• [Brief] Determine how many lines carry the word "domain". Output that number only.

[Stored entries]

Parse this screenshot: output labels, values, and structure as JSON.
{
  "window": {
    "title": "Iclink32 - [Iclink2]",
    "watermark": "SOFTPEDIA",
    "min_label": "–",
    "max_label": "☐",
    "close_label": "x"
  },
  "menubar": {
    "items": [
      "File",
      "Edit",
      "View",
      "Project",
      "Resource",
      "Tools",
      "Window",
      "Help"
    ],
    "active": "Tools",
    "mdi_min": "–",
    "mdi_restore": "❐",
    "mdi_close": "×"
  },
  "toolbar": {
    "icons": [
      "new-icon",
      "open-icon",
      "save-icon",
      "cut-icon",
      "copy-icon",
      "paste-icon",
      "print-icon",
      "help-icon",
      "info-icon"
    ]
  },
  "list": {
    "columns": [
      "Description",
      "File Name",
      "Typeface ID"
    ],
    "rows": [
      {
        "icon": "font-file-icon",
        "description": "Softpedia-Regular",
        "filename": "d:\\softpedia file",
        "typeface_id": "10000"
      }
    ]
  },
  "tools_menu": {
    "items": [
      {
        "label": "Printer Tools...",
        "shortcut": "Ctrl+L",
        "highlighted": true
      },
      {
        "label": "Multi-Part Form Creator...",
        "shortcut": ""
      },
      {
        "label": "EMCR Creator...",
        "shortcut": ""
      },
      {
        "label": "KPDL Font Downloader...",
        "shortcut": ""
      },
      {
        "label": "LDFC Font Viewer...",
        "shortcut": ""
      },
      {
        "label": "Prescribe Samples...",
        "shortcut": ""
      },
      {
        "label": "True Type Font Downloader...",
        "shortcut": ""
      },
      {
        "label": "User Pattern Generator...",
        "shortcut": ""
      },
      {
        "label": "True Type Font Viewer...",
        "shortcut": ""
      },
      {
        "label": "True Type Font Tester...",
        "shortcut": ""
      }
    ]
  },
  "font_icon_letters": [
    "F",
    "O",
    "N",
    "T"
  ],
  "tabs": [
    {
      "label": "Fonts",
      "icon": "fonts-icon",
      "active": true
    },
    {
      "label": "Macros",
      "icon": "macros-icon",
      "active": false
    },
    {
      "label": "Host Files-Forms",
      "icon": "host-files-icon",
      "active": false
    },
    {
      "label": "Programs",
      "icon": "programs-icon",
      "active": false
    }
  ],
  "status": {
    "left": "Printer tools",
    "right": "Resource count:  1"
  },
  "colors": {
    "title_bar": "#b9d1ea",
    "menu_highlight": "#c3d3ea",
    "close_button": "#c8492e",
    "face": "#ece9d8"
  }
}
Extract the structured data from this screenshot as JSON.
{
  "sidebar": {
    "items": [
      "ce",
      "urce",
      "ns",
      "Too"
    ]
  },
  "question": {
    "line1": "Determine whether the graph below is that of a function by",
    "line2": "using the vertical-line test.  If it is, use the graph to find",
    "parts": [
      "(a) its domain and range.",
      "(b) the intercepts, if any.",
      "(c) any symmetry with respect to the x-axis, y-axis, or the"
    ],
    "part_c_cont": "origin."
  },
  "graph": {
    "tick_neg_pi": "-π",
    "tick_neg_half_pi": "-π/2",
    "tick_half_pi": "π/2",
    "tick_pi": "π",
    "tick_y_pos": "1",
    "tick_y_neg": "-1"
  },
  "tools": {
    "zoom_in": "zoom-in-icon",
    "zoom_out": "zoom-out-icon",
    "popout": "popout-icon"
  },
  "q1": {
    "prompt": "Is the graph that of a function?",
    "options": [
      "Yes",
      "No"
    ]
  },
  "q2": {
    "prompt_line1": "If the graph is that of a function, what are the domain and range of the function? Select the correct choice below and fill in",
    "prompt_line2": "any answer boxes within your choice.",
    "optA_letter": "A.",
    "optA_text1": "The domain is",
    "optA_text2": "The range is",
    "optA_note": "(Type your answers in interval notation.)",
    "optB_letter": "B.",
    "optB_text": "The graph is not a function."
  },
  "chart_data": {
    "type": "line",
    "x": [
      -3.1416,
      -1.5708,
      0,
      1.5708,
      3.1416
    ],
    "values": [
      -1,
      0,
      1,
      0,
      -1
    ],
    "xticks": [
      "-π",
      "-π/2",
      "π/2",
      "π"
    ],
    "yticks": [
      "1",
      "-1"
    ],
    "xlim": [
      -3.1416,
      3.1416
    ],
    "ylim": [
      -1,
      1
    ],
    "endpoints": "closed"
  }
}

• [Task answer] 3